Look through the data below and say how many of its lines contain "menu", adding nothing else.

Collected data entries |
/---

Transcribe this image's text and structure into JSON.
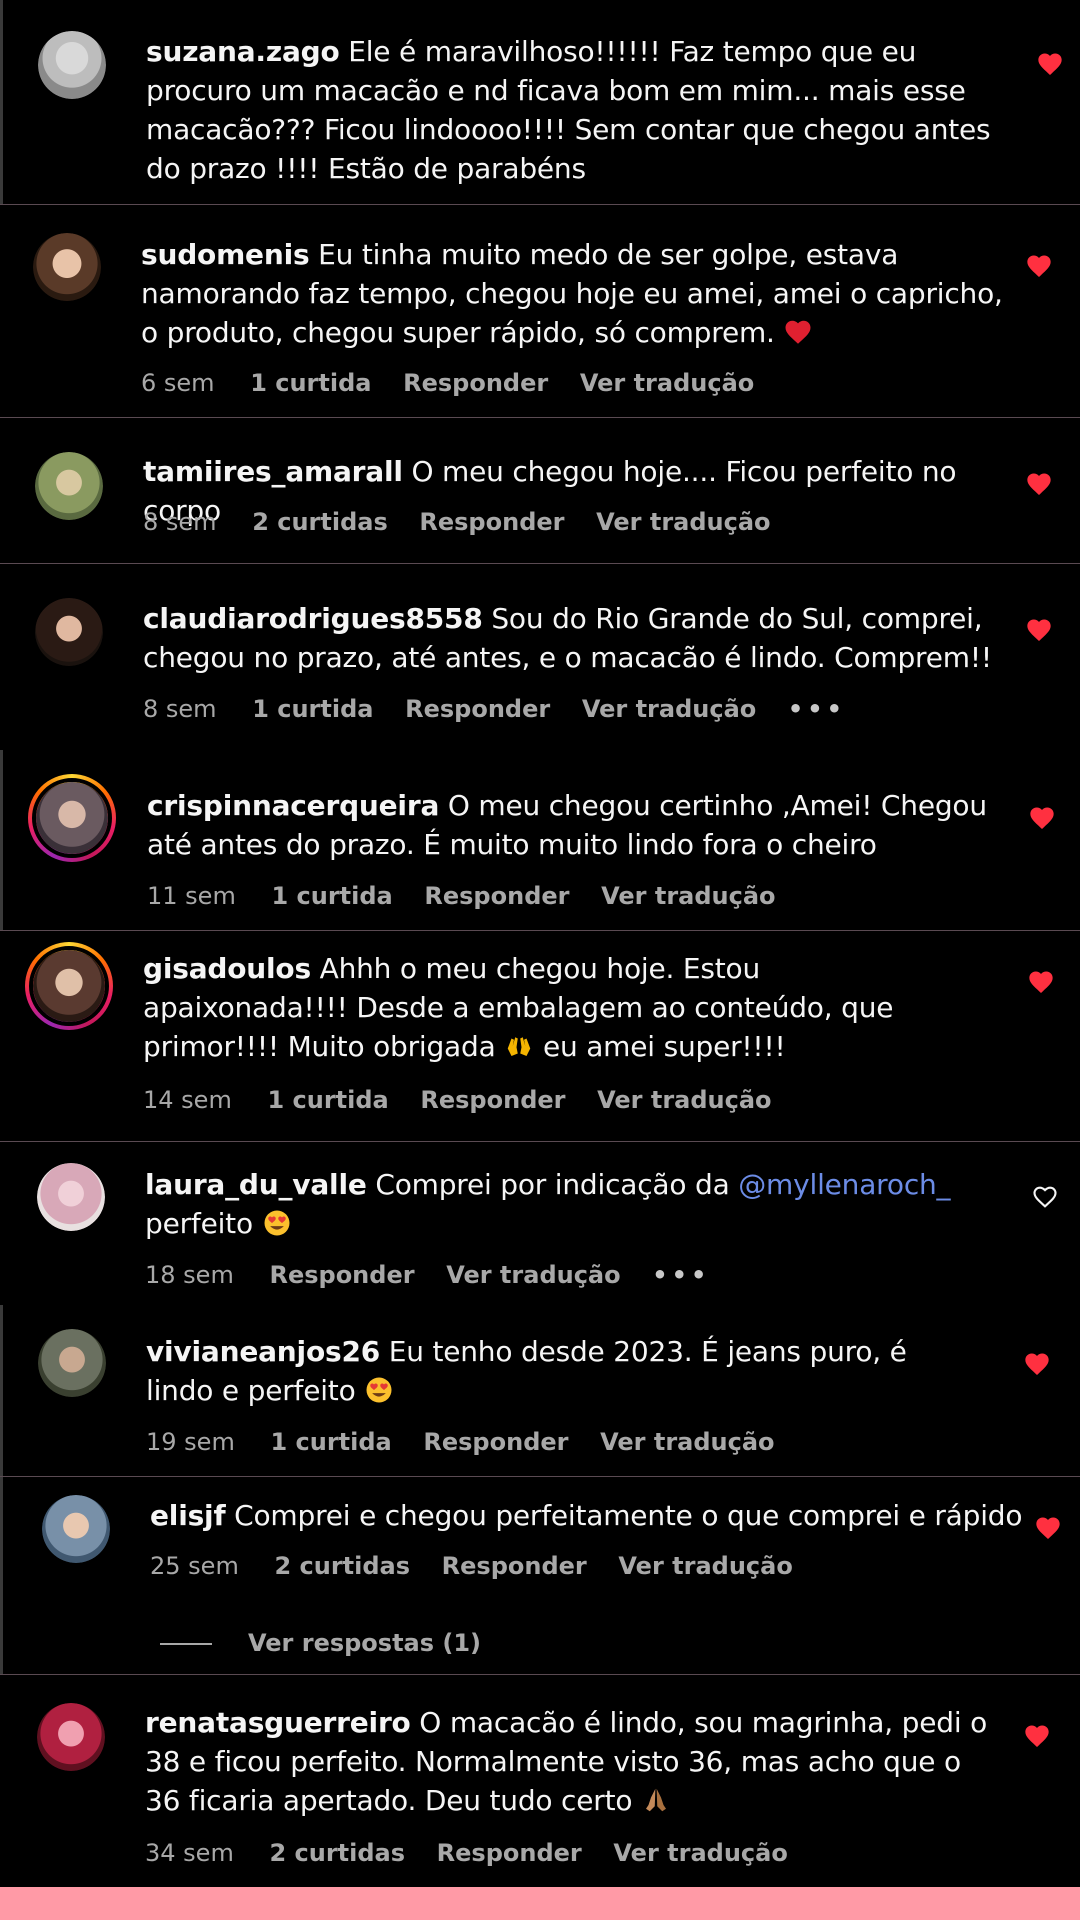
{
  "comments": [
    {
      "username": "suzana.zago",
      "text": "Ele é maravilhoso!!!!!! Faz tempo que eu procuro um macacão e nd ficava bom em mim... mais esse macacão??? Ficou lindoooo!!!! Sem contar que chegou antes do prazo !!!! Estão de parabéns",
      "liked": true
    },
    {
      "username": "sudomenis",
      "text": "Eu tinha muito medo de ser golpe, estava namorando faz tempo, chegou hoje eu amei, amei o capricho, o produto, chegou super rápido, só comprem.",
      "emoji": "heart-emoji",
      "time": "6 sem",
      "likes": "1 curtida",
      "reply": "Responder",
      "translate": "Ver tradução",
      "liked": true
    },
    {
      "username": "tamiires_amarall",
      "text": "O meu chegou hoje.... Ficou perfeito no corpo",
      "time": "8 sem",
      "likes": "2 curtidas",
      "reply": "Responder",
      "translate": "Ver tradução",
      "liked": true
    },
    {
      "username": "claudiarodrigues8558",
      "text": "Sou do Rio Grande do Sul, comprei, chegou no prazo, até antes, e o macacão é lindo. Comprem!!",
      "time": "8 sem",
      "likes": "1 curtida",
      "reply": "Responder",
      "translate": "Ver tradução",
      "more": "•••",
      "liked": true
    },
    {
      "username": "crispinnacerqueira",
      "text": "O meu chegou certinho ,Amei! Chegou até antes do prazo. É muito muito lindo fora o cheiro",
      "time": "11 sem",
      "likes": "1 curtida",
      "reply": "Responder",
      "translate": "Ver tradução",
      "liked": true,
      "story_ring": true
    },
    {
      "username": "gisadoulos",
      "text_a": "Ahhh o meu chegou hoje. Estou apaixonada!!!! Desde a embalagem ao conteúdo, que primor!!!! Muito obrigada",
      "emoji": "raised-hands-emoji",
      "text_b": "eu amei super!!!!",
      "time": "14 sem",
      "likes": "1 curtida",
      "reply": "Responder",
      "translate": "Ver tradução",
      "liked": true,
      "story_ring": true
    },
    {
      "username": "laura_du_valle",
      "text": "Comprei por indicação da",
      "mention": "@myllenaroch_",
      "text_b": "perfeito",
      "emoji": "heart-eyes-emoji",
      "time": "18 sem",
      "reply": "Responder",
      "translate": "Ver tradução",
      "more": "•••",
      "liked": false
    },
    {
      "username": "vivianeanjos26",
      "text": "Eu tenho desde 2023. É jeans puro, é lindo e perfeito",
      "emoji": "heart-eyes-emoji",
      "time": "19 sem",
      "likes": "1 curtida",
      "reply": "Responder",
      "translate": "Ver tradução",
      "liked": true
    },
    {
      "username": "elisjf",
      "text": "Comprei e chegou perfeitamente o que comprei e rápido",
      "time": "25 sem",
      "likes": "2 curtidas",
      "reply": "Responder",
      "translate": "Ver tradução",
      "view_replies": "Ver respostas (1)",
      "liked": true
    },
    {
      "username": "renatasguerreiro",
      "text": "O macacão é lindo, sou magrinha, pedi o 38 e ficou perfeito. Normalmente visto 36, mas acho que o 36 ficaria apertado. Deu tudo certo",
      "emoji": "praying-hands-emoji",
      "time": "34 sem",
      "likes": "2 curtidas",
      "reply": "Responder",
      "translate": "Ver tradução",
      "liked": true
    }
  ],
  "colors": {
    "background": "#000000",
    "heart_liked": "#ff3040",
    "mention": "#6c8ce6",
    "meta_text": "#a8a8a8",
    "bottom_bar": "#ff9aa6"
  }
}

\---
/---

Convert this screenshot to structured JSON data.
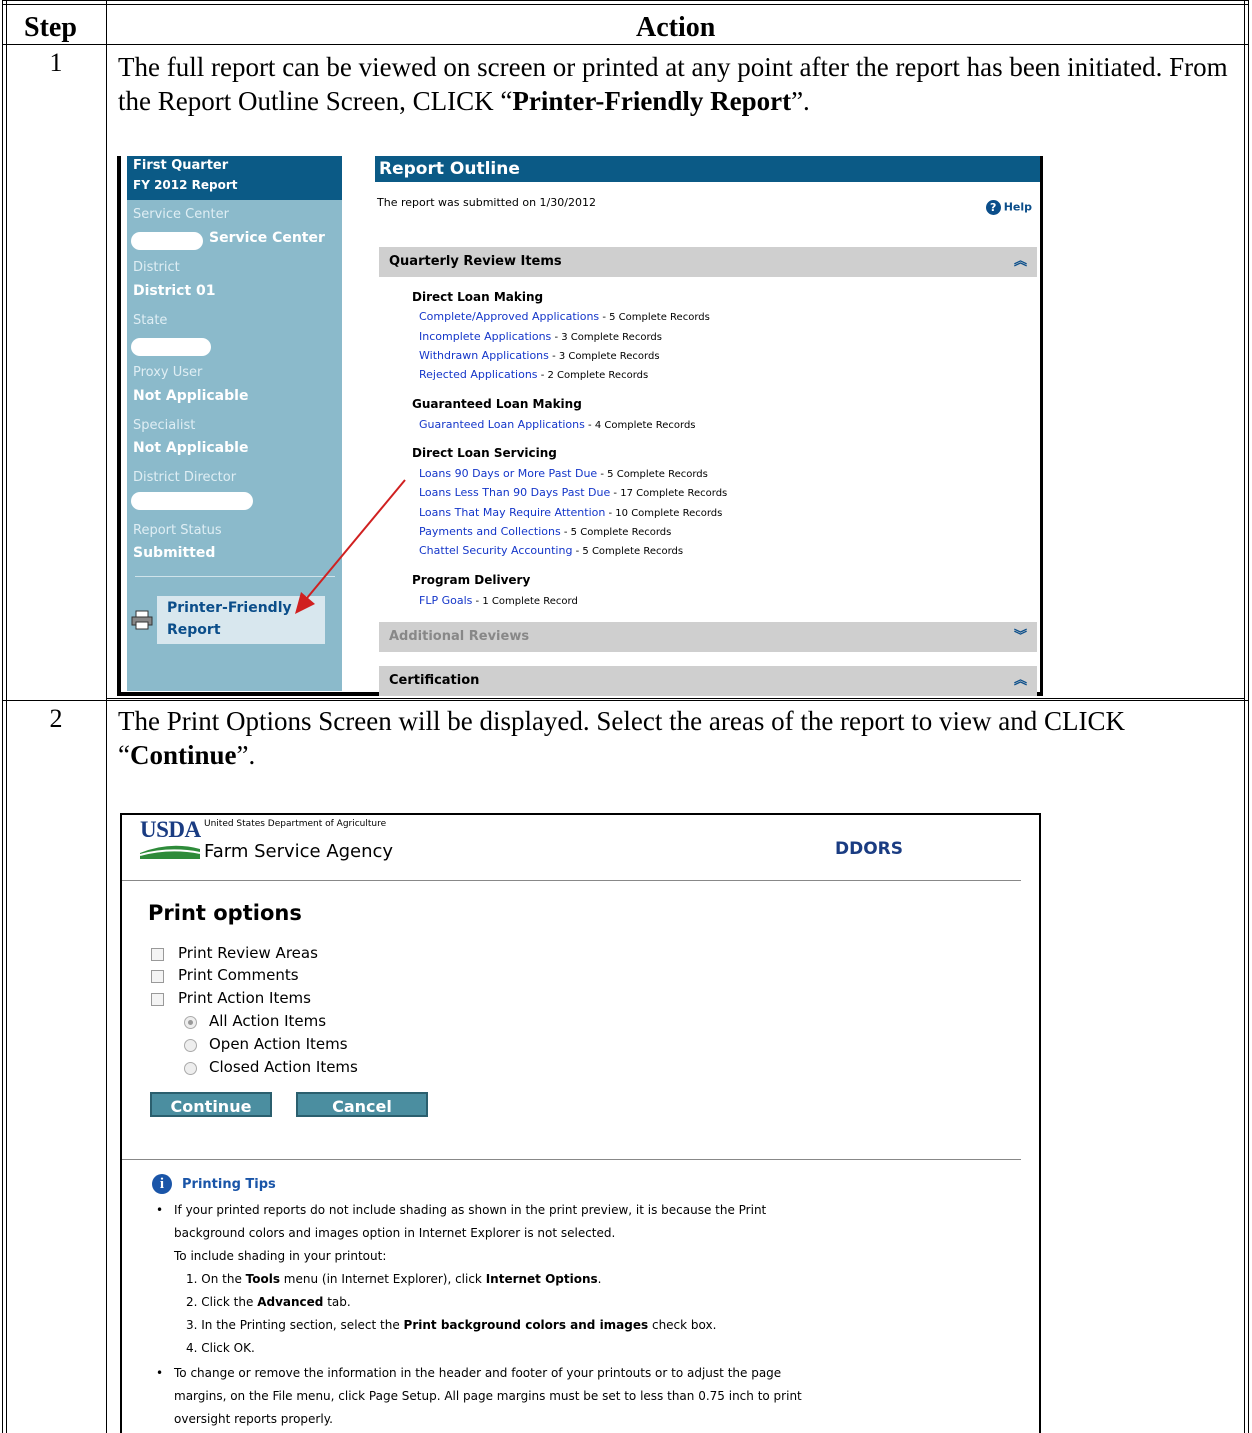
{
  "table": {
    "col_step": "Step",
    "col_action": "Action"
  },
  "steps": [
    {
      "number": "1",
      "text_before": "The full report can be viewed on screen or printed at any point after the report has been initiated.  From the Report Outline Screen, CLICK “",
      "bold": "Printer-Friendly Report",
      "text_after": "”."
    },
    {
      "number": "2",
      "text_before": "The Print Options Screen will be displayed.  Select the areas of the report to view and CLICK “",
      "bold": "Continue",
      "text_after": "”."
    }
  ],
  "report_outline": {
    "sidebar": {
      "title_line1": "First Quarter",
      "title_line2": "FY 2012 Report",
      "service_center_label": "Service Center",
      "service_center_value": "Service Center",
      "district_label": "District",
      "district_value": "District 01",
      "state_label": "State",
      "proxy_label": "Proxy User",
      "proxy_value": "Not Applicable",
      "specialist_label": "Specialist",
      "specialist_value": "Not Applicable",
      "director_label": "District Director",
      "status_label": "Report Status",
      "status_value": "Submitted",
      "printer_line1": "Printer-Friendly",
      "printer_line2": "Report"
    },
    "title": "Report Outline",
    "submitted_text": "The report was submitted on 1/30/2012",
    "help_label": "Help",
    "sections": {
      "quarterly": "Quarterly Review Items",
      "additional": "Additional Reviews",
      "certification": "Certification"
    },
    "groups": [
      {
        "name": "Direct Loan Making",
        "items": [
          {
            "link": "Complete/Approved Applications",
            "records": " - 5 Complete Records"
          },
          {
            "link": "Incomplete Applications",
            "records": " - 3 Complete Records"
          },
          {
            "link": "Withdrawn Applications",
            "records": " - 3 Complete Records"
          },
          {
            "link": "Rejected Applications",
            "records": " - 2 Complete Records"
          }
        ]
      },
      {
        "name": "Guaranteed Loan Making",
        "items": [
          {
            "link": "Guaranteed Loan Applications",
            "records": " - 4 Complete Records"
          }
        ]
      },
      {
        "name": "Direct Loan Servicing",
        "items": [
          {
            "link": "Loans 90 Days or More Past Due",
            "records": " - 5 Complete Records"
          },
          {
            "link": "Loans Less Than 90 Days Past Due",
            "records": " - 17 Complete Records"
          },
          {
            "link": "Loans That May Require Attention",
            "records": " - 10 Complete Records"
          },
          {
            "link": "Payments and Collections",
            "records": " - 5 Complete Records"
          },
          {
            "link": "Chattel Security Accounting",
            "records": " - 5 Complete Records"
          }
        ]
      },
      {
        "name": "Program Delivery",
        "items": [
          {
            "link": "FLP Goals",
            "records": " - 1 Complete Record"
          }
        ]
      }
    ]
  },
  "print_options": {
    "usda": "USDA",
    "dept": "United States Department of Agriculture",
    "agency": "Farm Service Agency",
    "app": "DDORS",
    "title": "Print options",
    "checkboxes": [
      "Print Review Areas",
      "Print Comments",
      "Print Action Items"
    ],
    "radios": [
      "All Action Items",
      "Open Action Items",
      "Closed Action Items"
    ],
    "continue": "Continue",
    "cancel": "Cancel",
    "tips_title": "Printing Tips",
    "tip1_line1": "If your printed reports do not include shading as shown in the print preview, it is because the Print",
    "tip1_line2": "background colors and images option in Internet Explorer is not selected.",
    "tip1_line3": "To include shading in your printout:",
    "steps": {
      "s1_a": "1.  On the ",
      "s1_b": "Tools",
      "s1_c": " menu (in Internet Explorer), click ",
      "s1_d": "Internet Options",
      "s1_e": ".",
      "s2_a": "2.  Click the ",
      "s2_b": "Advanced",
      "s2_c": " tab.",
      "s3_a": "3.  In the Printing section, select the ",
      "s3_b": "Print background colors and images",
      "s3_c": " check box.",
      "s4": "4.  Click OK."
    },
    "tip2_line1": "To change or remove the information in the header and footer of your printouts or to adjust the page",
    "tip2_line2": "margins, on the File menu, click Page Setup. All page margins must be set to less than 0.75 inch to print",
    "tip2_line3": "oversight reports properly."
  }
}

\---

Output for this exercise | 2